■ **Task details**
Return each line of the listing below, unchanged, and omit the images.

■ **Material provided**
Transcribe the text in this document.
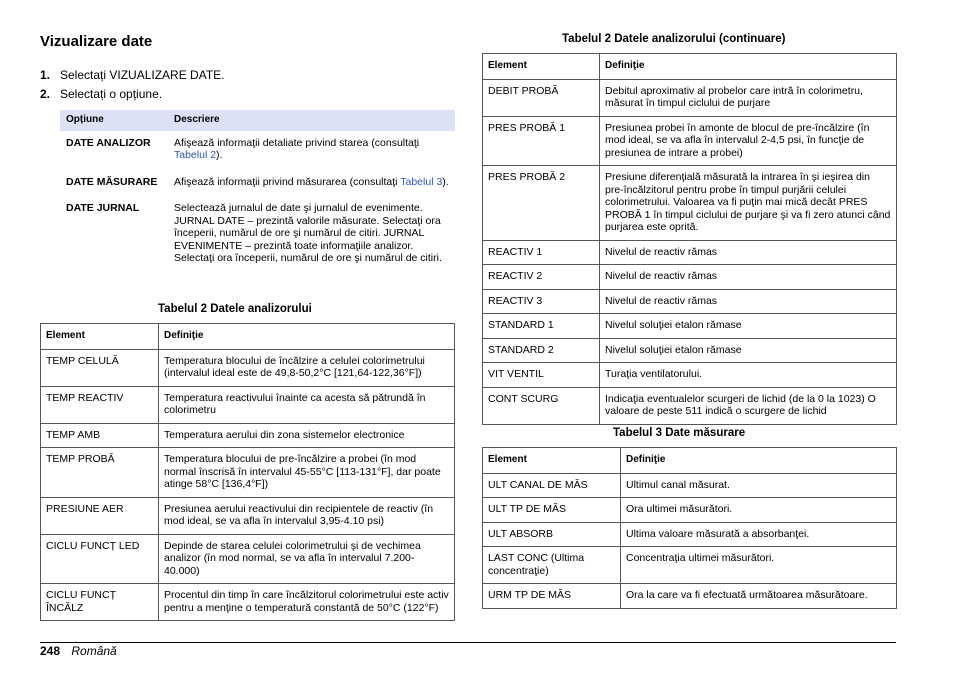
Vizualizare date
1. Selectați VIZUALIZARE DATE.
2. Selectați o opțiune.
Opțiune	Descriere
DATE ANALIZOR	Afişează informaţii detaliate privind starea (consultaţi Tabelul 2).
DATE MĂSURARE	Afişează informaţii privind măsurarea (consultaţi Tabelul 3).
DATE JURNAL	Selectează jurnalul de date şi jurnalul de evenimente. JURNAL DATE – prezintă valorile măsurate. Selectaţi ora începerii, numărul de ore şi numărul de citiri. JURNAL EVENIMENTE – prezintă toate informaţiile analizor. Selectaţi ora începerii, numărul de ore şi numărul de citiri.
Tabelul 2 Datele analizorului
Element	Definiţie
TEMP CELULĂ	Temperatura blocului de încălzire a celulei colorimetrului (intervalul ideal este de 49,8-50,2°C [121,64-122,36°F])
TEMP REACTIV	Temperatura reactivului înainte ca acesta să pătrundă în colorimetru
TEMP AMB	Temperatura aerului din zona sistemelor electronice
TEMP PROBĂ	Temperatura blocului de pre-încălzire a probei (în mod normal înscrisă în intervalul 45-55°C [113-131°F], dar poate atinge 58°C [136,4°F])
PRESIUNE AER	Presiunea aerului reactivului din recipientele de reactiv (în mod ideal, se va afla în intervalul 3,95-4.10 psi)
CICLU FUNCȚ LED	Depinde de starea celulei colorimetrului şi de vechimea analizor (în mod normal, se va afla în intervalul 7.200-40.000)
CICLU FUNCȚ ÎNCĂLZ	Procentul din timp în care încălzitorul colorimetrului este activ pentru a menţine o temperatură constantă de 50°C (122°F)
Tabelul 2 Datele analizorului (continuare)
Element	Definiţie
DEBIT PROBĂ	Debitul aproximativ al probelor care intră în colorimetru, măsurat în timpul ciclului de purjare
PRES PROBĂ 1	Presiunea probei în amonte de blocul de pre-încălzire (în mod ideal, se va afla în intervalul 2-4,5 psi, în funcţie de presiunea de intrare a probei)
PRES PROBĂ 2	Presiune diferenţială măsurată la intrarea în şi ieşirea din pre-încălzitorul pentru probe în timpul purjării celulei colorimetrului. Valoarea va fi puţin mai mică decât PRES PROBĂ 1 în timpul ciclului de purjare şi va fi zero atunci când purjarea este oprită.
REACTIV 1	Nivelul de reactiv rămas
REACTIV 2	Nivelul de reactiv rămas
REACTIV 3	Nivelul de reactiv rămas
STANDARD 1	Nivelul soluţiei etalon rămase
STANDARD 2	Nivelul soluţiei etalon rămase
VIT VENTIL	Turaţia ventilatorului.
CONT SCURG	Indicaţia eventualelor scurgeri de lichid (de la 0 la 1023) O valoare de peste 511 indică o scurgere de lichid
Tabelul 3 Date măsurare
Element	Definiţie
ULT CANAL DE MĂS	Ultimul canal măsurat.
ULT TP DE MĂS	Ora ultimei măsurători.
ULT ABSORB	Ultima valoare măsurată a absorbanţei.
LAST CONC (Ultima concentraţie)	Concentraţia ultimei măsurători.
URM TP DE MĂS	Ora la care va fi efectuată următoarea măsurătoare.
248 Română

■ **Exercise response**
Transcribe the text in this document.
Vizualizare date
1. Selectați VIZUALIZARE DATE.
2. Selectați o opțiune.
Opțiune	Descriere
DATE ANALIZOR	Afişează informaţii detaliate privind starea (consultaţi Tabelul 2).
DATE MĂSURARE	Afişează informaţii privind măsurarea (consultaţi Tabelul 3).
DATE JURNAL	Selectează jurnalul de date şi jurnalul de evenimente. JURNAL DATE – prezintă valorile măsurate. Selectaţi ora începerii, numărul de ore şi numărul de citiri. JURNAL EVENIMENTE – prezintă toate informaţiile analizor. Selectaţi ora începerii, numărul de ore şi numărul de citiri.
Tabelul 2 Datele analizorului
Element	Definiţie
TEMP CELULĂ	Temperatura blocului de încălzire a celulei colorimetrului (intervalul ideal este de 49,8-50,2°C [121,64-122,36°F])
TEMP REACTIV	Temperatura reactivului înainte ca acesta să pătrundă în colorimetru
TEMP AMB	Temperatura aerului din zona sistemelor electronice
TEMP PROBĂ	Temperatura blocului de pre-încălzire a probei (în mod normal înscrisă în intervalul 45-55°C [113-131°F], dar poate atinge 58°C [136,4°F])
PRESIUNE AER	Presiunea aerului reactivului din recipientele de reactiv (în mod ideal, se va afla în intervalul 3,95-4.10 psi)
CICLU FUNCȚ LED	Depinde de starea celulei colorimetrului şi de vechimea analizor (în mod normal, se va afla în intervalul 7.200-40.000)
CICLU FUNCȚ ÎNCĂLZ	Procentul din timp în care încălzitorul colorimetrului este activ pentru a menţine o temperatură constantă de 50°C (122°F)
Tabelul 2 Datele analizorului (continuare)
Element	Definiţie
DEBIT PROBĂ	Debitul aproximativ al probelor care intră în colorimetru, măsurat în timpul ciclului de purjare
PRES PROBĂ 1	Presiunea probei în amonte de blocul de pre-încălzire (în mod ideal, se va afla în intervalul 2-4,5 psi, în funcţie de presiunea de intrare a probei)
PRES PROBĂ 2	Presiune diferenţială măsurată la intrarea în şi ieşirea din pre-încălzitorul pentru probe în timpul purjării celulei colorimetrului. Valoarea va fi puţin mai mică decât PRES PROBĂ 1 în timpul ciclului de purjare şi va fi zero atunci când purjarea este oprită.
REACTIV 1	Nivelul de reactiv rămas
REACTIV 2	Nivelul de reactiv rămas
REACTIV 3	Nivelul de reactiv rămas
STANDARD 1	Nivelul soluţiei etalon rămase
STANDARD 2	Nivelul soluţiei etalon rămase
VIT VENTIL	Turaţia ventilatorului.
CONT SCURG	Indicaţia eventualelor scurgeri de lichid (de la 0 la 1023) O valoare de peste 511 indică o scurgere de lichid
Tabelul 3 Date măsurare
Element	Definiţie
ULT CANAL DE MĂS	Ultimul canal măsurat.
ULT TP DE MĂS	Ora ultimei măsurători.
ULT ABSORB	Ultima valoare măsurată a absorbanţei.
LAST CONC (Ultima concentraţie)	Concentraţia ultimei măsurători.
URM TP DE MĂS	Ora la care va fi efectuată următoarea măsurătoare.
248 Română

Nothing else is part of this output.